Stated goal: Go through the data below. List every line that holds the word "spínače".
···
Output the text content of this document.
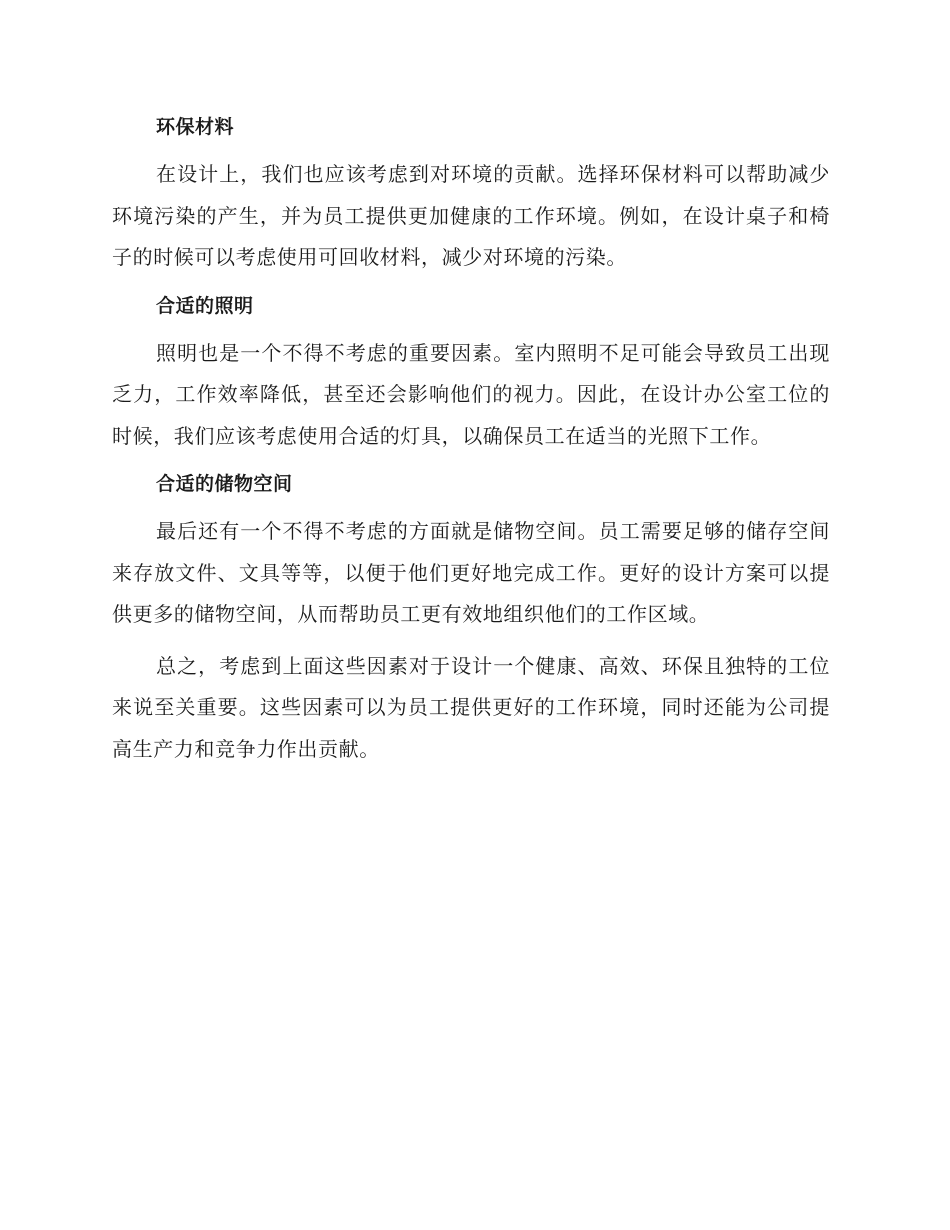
环保材料

在设计上，我们也应该考虑到对环境的贡献。选择环保材料可以帮助减少环境污染的产生，并为员工提供更加健康的工作环境。例如，在设计桌子和椅子的时候可以考虑使用可回收材料，减少对环境的污染。

合适的照明

照明也是一个不得不考虑的重要因素。室内照明不足可能会导致员工出现乏力，工作效率降低，甚至还会影响他们的视力。因此，在设计办公室工位的时候，我们应该考虑使用合适的灯具，以确保员工在适当的光照下工作。

合适的储物空间

最后还有一个不得不考虑的方面就是储物空间。员工需要足够的储存空间来存放文件、文具等等，以便于他们更好地完成工作。更好的设计方案可以提供更多的储物空间，从而帮助员工更有效地组织他们的工作区域。

总之，考虑到上面这些因素对于设计一个健康、高效、环保且独特的工位来说至关重要。这些因素可以为员工提供更好的工作环境，同时还能为公司提高生产力和竞争力作出贡献。
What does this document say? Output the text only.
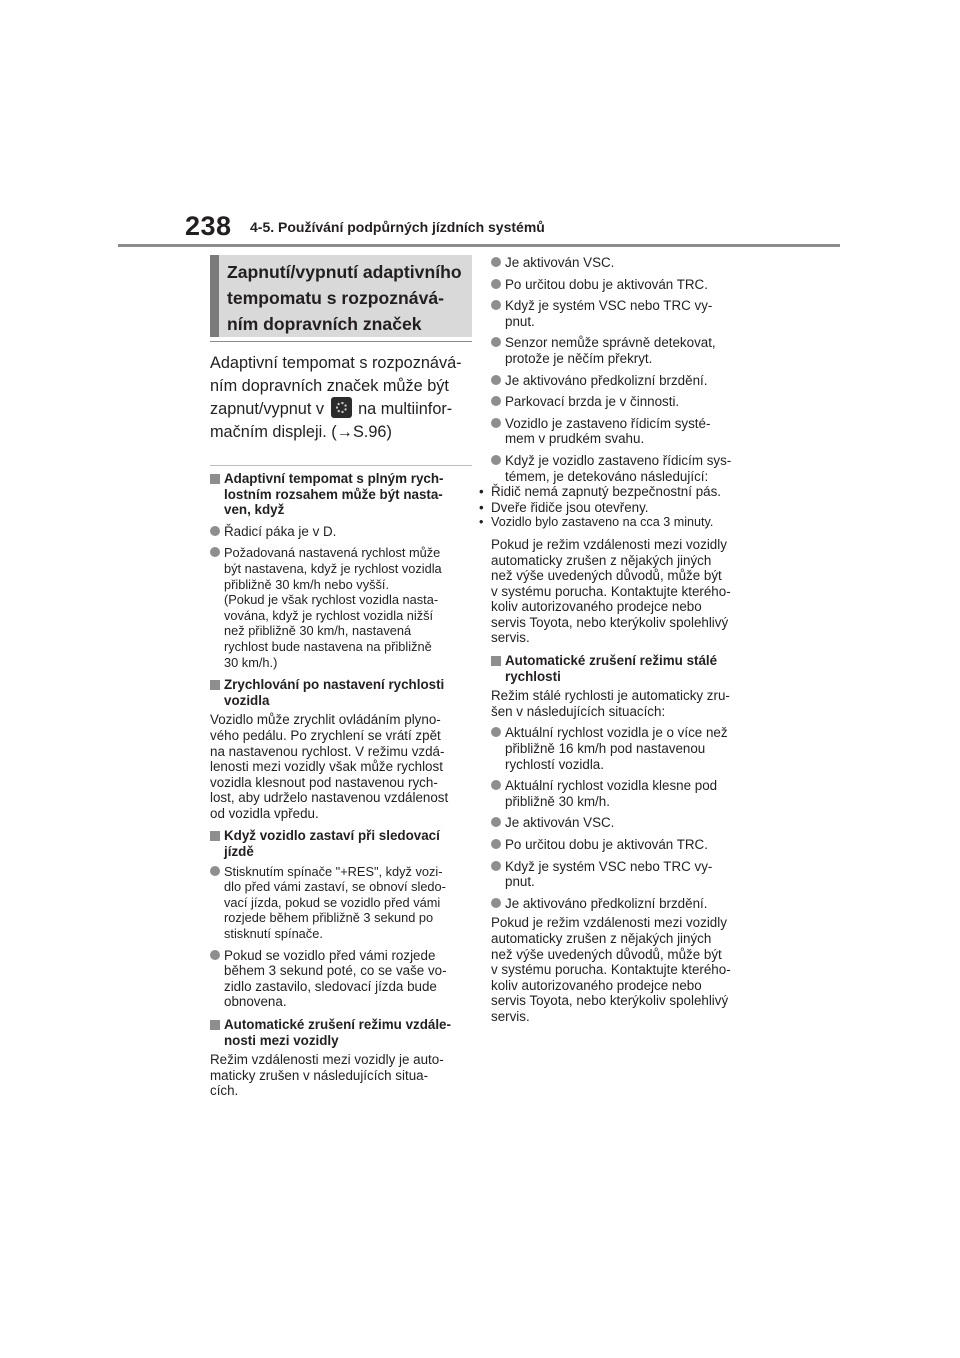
238 4-5. Používání podpůrných jízdních systémů
Zapnutí/vypnutí adaptivního
tempomatu s rozpoznává-
ním dopravních značek
Adaptivní tempomat s rozpoznává-
ním dopravních značek může být
zapnut/vypnut v na multiinfor-
mačním displeji. (→S.96)
Adaptivní tempomat s plným rych-
lostním rozsahem může být nasta-
ven, když
Řadicí páka je v D.
Požadovaná nastavená rychlost může
být nastavena, když je rychlost vozidla
přibližně 30 km/h nebo vyšší.
(Pokud je však rychlost vozidla nasta-
vována, když je rychlost vozidla nižší
než přibližně 30 km/h, nastavená
rychlost bude nastavena na přibližně
30 km/h.)
Zrychlování po nastavení rychlosti
vozidla
Vozidlo může zrychlit ovládáním plyno-
vého pedálu. Po zrychlení se vrátí zpět
na nastavenou rychlost. V režimu vzdá-
lenosti mezi vozidly však může rychlost
vozidla klesnout pod nastavenou rych-
lost, aby udrželo nastavenou vzdálenost
od vozidla vpředu.
Když vozidlo zastaví při sledovací
jízdě
Stisknutím spínače "+RES", když vozi-
dlo před vámi zastaví, se obnoví sledo-
vací jízda, pokud se vozidlo před vámi
rozjede během přibližně 3 sekund po
stisknutí spínače.
Pokud se vozidlo před vámi rozjede
během 3 sekund poté, co se vaše vo-
zidlo zastavilo, sledovací jízda bude
obnovena.
Automatické zrušení režimu vzdále-
nosti mezi vozidly
Režim vzdálenosti mezi vozidly je auto-
maticky zrušen v následujících situa-
cích.
Je aktivován VSC.
Po určitou dobu je aktivován TRC.
Když je systém VSC nebo TRC vy-
pnut.
Senzor nemůže správně detekovat,
protože je něčím překryt.
Je aktivováno předkolizní brzdění.
Parkovací brzda je v činnosti.
Vozidlo je zastaveno řídicím systé-
mem v prudkém svahu.
Když je vozidlo zastaveno řídicím sys-
témem, je detekováno následující:
• Řidič nemá zapnutý bezpečnostní pás.
• Dveře řidiče jsou otevřeny.
• Vozidlo bylo zastaveno na cca 3 minuty.
Pokud je režim vzdálenosti mezi vozidly
automaticky zrušen z nějakých jiných
než výše uvedených důvodů, může být
v systému porucha. Kontaktujte kterého-
koliv autorizovaného prodejce nebo
servis Toyota, nebo kterýkoliv spolehlivý
servis.
Automatické zrušení režimu stálé
rychlosti
Režim stálé rychlosti je automaticky zru-
šen v následujících situacích:
Aktuální rychlost vozidla je o více než
přibližně 16 km/h pod nastavenou
rychlostí vozidla.
Aktuální rychlost vozidla klesne pod
přibližně 30 km/h.
Je aktivován VSC.
Po určitou dobu je aktivován TRC.
Když je systém VSC nebo TRC vy-
pnut.
Je aktivováno předkolizní brzdění.
Pokud je režim vzdálenosti mezi vozidly
automaticky zrušen z nějakých jiných
než výše uvedených důvodů, může být
v systému porucha. Kontaktujte kterého-
koliv autorizovaného prodejce nebo
servis Toyota, nebo kterýkoliv spolehlivý
servis.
···
Response below:
Stisknutím spínače "+RES", když vozi-
stisknutí spínače.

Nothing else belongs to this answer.